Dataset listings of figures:

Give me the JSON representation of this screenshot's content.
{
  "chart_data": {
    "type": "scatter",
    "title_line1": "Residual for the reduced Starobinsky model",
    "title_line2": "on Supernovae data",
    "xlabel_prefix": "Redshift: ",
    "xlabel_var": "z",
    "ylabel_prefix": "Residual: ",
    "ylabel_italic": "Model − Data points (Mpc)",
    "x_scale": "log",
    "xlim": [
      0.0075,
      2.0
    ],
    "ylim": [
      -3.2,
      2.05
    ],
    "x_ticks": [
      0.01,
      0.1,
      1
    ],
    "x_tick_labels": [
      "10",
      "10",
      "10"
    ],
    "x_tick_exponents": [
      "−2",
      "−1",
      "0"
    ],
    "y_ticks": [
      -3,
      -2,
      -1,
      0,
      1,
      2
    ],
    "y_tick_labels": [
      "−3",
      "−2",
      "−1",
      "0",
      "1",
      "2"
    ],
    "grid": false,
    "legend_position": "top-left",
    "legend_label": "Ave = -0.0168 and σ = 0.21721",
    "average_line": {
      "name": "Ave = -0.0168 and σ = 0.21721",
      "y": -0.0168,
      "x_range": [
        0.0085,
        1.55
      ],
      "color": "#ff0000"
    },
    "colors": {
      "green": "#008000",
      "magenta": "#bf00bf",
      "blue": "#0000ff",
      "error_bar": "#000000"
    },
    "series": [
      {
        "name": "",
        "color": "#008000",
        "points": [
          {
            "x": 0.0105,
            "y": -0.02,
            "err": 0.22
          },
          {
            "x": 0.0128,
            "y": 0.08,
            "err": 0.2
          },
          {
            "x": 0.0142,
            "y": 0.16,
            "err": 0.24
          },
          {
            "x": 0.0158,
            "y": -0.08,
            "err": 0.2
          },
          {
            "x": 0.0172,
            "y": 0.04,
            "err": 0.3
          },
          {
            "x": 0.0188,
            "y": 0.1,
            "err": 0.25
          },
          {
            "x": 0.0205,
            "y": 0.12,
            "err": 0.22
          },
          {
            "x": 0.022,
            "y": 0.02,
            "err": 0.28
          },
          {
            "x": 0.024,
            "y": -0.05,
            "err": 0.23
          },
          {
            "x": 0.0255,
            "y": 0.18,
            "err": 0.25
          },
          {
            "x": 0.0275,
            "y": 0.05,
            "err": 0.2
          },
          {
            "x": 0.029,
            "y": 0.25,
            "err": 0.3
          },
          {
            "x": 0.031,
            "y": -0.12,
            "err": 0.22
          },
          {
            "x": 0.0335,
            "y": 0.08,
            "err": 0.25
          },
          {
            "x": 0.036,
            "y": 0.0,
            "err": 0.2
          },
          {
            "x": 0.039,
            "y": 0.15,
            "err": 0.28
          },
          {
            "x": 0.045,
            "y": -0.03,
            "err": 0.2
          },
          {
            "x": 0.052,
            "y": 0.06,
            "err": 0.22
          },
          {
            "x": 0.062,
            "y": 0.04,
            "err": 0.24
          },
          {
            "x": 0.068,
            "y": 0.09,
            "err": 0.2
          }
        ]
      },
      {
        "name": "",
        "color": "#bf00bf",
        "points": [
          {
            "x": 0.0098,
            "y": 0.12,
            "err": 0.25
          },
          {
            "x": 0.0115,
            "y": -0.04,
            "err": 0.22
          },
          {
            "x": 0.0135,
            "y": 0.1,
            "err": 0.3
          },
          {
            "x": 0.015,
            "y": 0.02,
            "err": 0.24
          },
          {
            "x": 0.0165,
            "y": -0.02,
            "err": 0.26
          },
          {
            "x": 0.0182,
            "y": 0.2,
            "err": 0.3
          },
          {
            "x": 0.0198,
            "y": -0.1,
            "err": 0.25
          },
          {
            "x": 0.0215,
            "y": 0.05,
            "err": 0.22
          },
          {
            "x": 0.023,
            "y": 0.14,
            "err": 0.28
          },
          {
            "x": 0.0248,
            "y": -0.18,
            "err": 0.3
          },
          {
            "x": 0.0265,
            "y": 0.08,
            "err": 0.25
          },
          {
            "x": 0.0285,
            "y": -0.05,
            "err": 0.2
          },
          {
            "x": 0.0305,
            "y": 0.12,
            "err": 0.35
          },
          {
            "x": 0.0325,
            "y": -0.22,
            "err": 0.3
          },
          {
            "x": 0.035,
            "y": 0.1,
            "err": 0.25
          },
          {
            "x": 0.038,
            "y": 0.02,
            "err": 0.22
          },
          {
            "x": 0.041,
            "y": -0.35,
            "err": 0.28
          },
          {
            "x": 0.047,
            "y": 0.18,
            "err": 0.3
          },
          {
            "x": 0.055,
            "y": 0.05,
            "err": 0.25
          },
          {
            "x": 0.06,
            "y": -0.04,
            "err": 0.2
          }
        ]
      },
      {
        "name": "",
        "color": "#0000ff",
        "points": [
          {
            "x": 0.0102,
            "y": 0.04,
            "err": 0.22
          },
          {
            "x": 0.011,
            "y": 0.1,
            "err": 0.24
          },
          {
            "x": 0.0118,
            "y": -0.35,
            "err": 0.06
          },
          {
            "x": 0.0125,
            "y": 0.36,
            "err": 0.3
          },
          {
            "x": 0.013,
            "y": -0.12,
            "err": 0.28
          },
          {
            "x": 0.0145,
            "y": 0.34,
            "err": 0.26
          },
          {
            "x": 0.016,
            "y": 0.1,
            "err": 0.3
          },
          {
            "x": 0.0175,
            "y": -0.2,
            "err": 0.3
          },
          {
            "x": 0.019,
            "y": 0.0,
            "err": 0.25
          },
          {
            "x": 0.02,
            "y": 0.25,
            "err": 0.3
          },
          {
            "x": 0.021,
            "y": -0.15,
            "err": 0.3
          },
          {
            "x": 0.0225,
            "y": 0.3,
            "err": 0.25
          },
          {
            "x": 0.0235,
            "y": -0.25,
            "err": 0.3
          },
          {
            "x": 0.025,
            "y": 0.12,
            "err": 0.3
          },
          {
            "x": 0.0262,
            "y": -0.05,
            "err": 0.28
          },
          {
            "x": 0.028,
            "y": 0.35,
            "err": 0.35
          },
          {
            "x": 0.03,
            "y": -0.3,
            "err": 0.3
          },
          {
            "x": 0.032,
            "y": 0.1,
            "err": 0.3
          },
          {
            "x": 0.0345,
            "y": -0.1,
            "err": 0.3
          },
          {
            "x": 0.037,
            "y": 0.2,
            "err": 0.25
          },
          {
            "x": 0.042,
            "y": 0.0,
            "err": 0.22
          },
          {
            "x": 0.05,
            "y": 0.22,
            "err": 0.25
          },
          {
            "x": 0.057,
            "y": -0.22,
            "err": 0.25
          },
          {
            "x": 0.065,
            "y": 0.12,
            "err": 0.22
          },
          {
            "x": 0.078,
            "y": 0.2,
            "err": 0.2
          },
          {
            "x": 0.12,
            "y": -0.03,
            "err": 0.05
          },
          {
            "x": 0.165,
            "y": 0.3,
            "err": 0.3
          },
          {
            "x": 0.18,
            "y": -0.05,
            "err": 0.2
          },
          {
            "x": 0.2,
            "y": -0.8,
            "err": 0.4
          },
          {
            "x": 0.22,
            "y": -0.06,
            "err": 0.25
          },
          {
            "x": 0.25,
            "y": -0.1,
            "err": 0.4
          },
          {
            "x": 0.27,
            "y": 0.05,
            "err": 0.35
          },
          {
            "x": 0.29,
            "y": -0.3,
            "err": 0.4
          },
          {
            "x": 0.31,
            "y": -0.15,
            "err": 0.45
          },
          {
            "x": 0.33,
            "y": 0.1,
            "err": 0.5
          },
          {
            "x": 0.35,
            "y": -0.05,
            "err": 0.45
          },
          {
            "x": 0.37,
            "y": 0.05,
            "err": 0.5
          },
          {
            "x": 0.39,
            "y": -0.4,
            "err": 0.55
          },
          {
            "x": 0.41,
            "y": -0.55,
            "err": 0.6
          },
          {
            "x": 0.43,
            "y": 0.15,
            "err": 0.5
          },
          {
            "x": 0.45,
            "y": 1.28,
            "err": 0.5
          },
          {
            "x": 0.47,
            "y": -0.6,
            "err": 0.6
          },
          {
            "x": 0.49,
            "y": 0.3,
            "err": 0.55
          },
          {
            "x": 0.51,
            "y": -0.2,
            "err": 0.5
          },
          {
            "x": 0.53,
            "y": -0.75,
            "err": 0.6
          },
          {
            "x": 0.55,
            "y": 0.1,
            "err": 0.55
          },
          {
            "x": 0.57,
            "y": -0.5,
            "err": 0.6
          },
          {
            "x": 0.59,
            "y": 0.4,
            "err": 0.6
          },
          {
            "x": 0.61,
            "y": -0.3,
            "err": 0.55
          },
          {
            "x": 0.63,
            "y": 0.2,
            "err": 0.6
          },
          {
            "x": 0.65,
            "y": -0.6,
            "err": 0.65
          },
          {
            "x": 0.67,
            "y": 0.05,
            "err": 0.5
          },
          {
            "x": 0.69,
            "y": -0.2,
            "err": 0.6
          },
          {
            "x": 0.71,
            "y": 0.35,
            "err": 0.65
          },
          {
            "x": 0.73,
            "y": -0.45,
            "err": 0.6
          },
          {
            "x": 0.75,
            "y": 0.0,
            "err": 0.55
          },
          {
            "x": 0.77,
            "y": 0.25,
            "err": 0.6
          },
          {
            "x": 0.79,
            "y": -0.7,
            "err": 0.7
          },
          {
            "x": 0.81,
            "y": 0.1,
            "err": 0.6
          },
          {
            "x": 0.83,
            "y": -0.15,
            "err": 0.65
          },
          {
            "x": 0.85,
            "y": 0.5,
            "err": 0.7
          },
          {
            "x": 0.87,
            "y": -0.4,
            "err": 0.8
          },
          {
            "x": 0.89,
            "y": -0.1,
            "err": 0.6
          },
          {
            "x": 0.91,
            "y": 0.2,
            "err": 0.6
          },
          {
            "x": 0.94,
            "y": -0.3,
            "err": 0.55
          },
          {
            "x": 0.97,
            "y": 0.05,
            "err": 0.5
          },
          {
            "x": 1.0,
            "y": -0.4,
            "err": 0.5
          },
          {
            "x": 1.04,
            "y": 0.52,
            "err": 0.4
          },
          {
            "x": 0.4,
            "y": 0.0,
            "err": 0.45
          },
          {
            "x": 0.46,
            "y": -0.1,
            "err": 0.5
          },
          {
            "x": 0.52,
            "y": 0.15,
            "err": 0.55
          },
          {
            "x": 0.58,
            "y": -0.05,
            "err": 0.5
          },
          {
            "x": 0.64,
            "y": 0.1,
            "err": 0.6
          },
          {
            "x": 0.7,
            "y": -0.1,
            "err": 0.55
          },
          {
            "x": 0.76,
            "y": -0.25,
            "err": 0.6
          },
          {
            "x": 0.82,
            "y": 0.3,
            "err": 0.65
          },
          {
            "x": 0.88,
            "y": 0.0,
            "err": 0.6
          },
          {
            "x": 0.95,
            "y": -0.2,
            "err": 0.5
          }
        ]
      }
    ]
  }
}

Set task: Using the records above, copy each line that contains "Residual".

Task output:
    "title_line1": "Residual for the reduced Starobinsky model",
    "ylabel_prefix": "Residual: ",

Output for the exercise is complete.